▸ **Exercise objective**: Exclude the pictures, then repeat the remaining data exactly.

▸ **Provided records**:
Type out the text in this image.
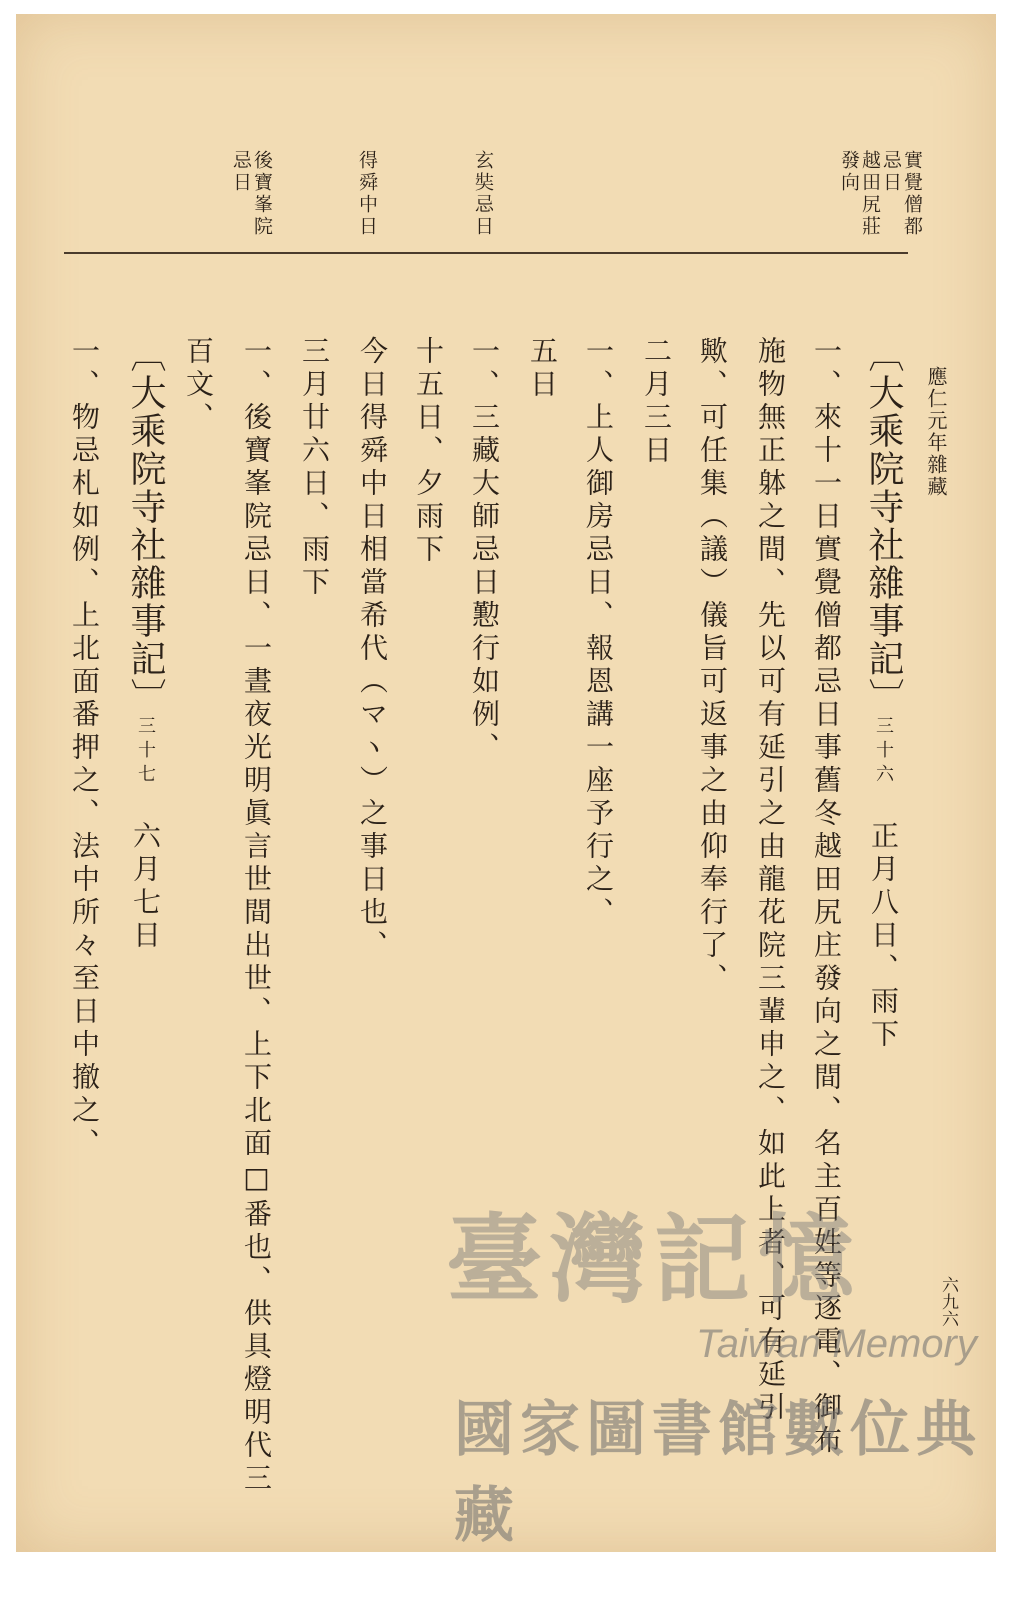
應仁元年雜藏
六九六
實覺僧都
忌日
越田尻莊
發向
玄奘忌日
得舜中日
後寶峯院
忌日
〔大乘院寺社雜事記〕三十六　正月八日、雨下
一、來十一日實覺僧都忌日事舊冬越田尻庄發向之間、名主百姓等逐電、御布
施物無正躰之間、先以可有延引之由龍花院三輩申之、如此上者、可有延引
歟、可任集（議）儀旨可返事之由仰奉行了、
二月三日
一、上人御房忌日、報恩講一座予行之、
五日
一、三藏大師忌日懃行如例、
十五日、夕雨下
今日得舜中日相當希代（マヽ）之事日也、
三月廿六日、雨下
一、後寶峯院忌日、一晝夜光明眞言世間出世、上下北面□番也、供具燈明代三
百文、
〔大乘院寺社雜事記〕三十七　六月七日
一、物忌札如例、上北面番押之、法中所々至日中撤之、
臺灣記憶
Taiwan Memory
國家圖書館數位典藏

▸ **Output for this exercise**:
Type out the text in this image.
應仁元年雜藏
六九六
實覺僧都
忌日
越田尻莊
發向
玄奘忌日
得舜中日
後寶峯院
忌日
〔大乘院寺社雜事記〕三十六　正月八日、雨下
一、來十一日實覺僧都忌日事舊冬越田尻庄發向之間、名主百姓等逐電、御布
施物無正躰之間、先以可有延引之由龍花院三輩申之、如此上者、可有延引
歟、可任集（議）儀旨可返事之由仰奉行了、
二月三日
一、上人御房忌日、報恩講一座予行之、
五日
一、三藏大師忌日懃行如例、
十五日、夕雨下
今日得舜中日相當希代（マヽ）之事日也、
三月廿六日、雨下
一、後寶峯院忌日、一晝夜光明眞言世間出世、上下北面□番也、供具燈明代三
百文、
〔大乘院寺社雜事記〕三十七　六月七日
一、物忌札如例、上北面番押之、法中所々至日中撤之、
臺灣記憶
Taiwan Memory
國家圖書館數位典藏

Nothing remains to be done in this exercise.